- DESCRIPTION OF THE TASK
Copy all entries without alteration and skip the pictures they hold.

-- START RECORDED INFORMATION --

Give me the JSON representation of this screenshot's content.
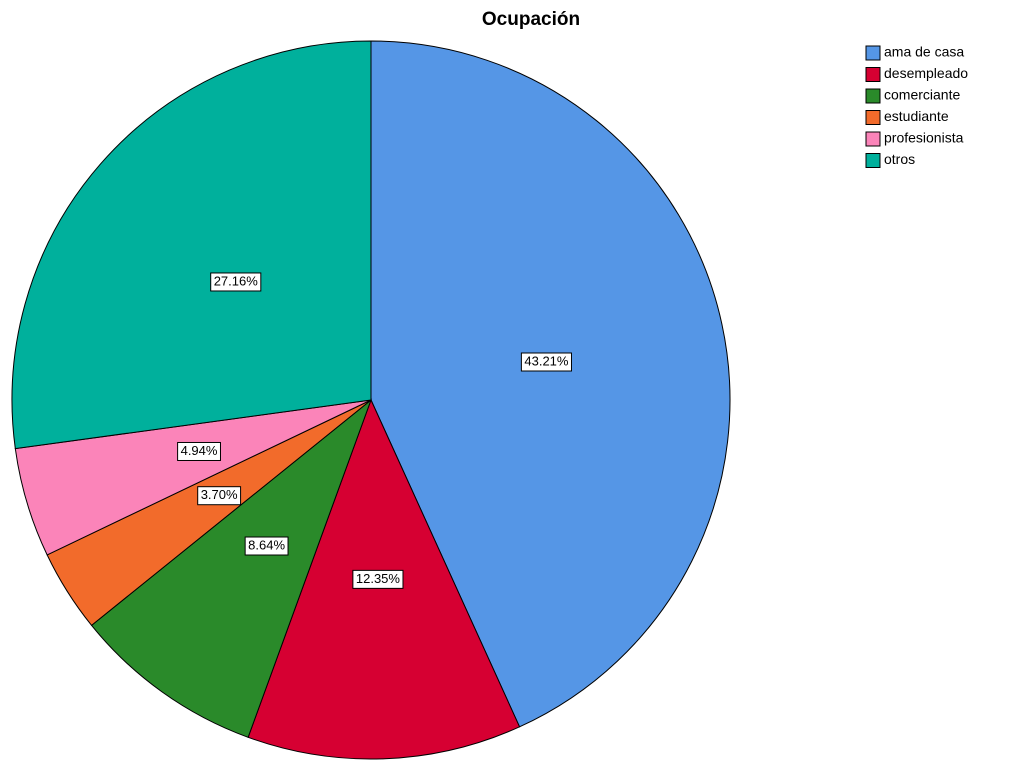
{
  "chart_data": {
    "type": "pie",
    "title": "Ocupación",
    "categories": [
      "ama de casa",
      "desempleado",
      "comerciante",
      "estudiante",
      "profesionista",
      "otros"
    ],
    "values": [
      43.21,
      12.35,
      8.64,
      3.7,
      4.94,
      27.16
    ],
    "value_labels": [
      "43.21%",
      "12.35%",
      "8.64%",
      "3.70%",
      "4.94%",
      "27.16%"
    ],
    "colors": [
      "#5596e6",
      "#d60032",
      "#2a8a2a",
      "#f26b2b",
      "#fb84b9",
      "#00b09c"
    ],
    "legend": "top-right"
  }
}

-- END RECORDED INFORMATION --

- CORRECT ANSWER
Give me the JSON representation of this screenshot's content.
{
  "chart_data": {
    "type": "pie",
    "title": "Ocupación",
    "categories": [
      "ama de casa",
      "desempleado",
      "comerciante",
      "estudiante",
      "profesionista",
      "otros"
    ],
    "values": [
      43.21,
      12.35,
      8.64,
      3.7,
      4.94,
      27.16
    ],
    "value_labels": [
      "43.21%",
      "12.35%",
      "8.64%",
      "3.70%",
      "4.94%",
      "27.16%"
    ],
    "colors": [
      "#5596e6",
      "#d60032",
      "#2a8a2a",
      "#f26b2b",
      "#fb84b9",
      "#00b09c"
    ],
    "legend": "top-right"
  }
}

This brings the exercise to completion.